* [BRIEF]: Starting with the line that contains "Serialize everything readable", reproduce each line through the end of the entries exactly as written.

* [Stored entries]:
※

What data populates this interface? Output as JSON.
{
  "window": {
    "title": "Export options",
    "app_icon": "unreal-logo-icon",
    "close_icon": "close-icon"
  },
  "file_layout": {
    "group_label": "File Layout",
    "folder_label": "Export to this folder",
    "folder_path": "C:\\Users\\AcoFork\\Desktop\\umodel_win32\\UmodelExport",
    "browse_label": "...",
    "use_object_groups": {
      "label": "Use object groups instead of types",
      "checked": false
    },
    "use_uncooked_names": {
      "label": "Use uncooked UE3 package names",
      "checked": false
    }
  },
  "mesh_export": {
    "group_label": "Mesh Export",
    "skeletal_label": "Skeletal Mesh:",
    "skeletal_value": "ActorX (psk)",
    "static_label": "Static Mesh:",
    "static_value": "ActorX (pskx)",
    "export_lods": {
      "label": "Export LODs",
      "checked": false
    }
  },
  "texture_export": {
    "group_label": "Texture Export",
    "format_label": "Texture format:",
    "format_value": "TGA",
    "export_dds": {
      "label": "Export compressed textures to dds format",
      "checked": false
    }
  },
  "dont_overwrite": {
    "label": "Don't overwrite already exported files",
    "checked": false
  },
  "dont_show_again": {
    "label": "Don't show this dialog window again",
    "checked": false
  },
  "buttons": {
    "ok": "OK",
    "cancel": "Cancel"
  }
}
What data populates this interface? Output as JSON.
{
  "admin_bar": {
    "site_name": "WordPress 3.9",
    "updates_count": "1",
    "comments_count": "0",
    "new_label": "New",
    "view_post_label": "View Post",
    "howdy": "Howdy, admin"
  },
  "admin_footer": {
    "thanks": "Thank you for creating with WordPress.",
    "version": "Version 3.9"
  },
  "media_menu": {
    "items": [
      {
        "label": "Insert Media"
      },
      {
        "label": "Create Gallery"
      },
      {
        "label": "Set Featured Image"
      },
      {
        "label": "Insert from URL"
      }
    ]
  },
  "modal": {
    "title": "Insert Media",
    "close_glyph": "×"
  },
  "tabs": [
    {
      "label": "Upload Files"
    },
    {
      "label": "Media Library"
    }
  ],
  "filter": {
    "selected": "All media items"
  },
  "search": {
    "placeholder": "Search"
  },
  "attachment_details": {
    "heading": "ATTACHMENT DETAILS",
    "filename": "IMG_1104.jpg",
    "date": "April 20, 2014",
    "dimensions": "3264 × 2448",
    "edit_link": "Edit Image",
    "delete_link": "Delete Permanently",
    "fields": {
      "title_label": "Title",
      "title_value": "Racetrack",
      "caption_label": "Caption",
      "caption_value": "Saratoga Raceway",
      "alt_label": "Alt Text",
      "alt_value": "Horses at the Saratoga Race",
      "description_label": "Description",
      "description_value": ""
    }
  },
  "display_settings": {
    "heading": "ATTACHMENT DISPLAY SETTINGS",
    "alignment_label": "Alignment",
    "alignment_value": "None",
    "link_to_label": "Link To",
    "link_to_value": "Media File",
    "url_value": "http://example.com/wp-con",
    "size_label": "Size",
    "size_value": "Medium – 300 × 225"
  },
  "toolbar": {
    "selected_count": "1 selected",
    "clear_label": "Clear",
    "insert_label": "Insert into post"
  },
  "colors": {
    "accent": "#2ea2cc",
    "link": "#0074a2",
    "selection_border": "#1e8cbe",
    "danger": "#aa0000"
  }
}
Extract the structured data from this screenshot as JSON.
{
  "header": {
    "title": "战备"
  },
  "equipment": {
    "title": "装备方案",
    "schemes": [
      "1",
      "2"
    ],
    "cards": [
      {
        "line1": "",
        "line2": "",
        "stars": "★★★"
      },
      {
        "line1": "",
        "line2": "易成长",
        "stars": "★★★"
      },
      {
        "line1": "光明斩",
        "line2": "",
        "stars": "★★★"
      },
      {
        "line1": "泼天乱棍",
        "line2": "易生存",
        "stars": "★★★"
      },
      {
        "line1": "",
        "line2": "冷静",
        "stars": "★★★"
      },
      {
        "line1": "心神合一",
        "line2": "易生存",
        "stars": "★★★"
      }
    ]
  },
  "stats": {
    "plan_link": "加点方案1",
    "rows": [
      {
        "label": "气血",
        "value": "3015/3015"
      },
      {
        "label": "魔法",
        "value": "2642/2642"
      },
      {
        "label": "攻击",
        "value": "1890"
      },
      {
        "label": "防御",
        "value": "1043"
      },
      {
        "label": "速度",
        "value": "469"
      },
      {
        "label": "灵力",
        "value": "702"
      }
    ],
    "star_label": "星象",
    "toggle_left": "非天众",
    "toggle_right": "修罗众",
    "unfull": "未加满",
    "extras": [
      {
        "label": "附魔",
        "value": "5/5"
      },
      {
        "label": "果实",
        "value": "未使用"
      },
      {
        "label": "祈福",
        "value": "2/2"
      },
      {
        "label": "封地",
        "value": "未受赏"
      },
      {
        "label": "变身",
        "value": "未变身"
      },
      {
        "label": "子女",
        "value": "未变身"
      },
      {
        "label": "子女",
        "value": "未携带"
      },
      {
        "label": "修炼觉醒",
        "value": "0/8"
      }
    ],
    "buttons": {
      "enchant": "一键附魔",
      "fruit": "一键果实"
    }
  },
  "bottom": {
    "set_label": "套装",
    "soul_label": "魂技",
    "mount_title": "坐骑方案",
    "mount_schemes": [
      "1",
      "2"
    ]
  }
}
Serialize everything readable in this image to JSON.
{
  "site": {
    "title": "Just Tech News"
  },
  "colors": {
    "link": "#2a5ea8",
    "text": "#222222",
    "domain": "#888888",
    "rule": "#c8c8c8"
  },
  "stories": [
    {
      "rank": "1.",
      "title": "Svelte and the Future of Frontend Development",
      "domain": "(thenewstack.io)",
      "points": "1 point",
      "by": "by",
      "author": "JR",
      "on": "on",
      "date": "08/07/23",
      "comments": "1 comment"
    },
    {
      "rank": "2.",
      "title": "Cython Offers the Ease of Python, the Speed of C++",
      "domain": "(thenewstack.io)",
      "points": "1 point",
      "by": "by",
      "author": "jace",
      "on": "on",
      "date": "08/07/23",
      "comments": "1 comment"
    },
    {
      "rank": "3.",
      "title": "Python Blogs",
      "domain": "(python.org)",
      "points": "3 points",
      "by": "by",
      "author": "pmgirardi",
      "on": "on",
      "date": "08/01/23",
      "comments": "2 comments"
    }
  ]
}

※

* [EXPECTED ANSWER]:
Serialize everything readable in this image to JSON.
{
  "site": {
    "title": "Just Tech News"
  },
  "colors": {
    "link": "#2a5ea8",
    "text": "#222222",
    "domain": "#888888",
    "rule": "#c8c8c8"
  },
  "stories": [
    {
      "rank": "1.",
      "title": "Svelte and the Future of Frontend Development",
      "domain": "(thenewstack.io)",
      "points": "1 point",
      "by": "by",
      "author": "JR",
      "on": "on",
      "date": "08/07/23",
      "comments": "1 comment"
    },
    {
      "rank": "2.",
      "title": "Cython Offers the Ease of Python, the Speed of C++",
      "domain": "(thenewstack.io)",
      "points": "1 point",
      "by": "by",
      "author": "jace",
      "on": "on",
      "date": "08/07/23",
      "comments": "1 comment"
    },
    {
      "rank": "3.",
      "title": "Python Blogs",
      "domain": "(python.org)",
      "points": "3 points",
      "by": "by",
      "author": "pmgirardi",
      "on": "on",
      "date": "08/01/23",
      "comments": "2 comments"
    }
  ]
}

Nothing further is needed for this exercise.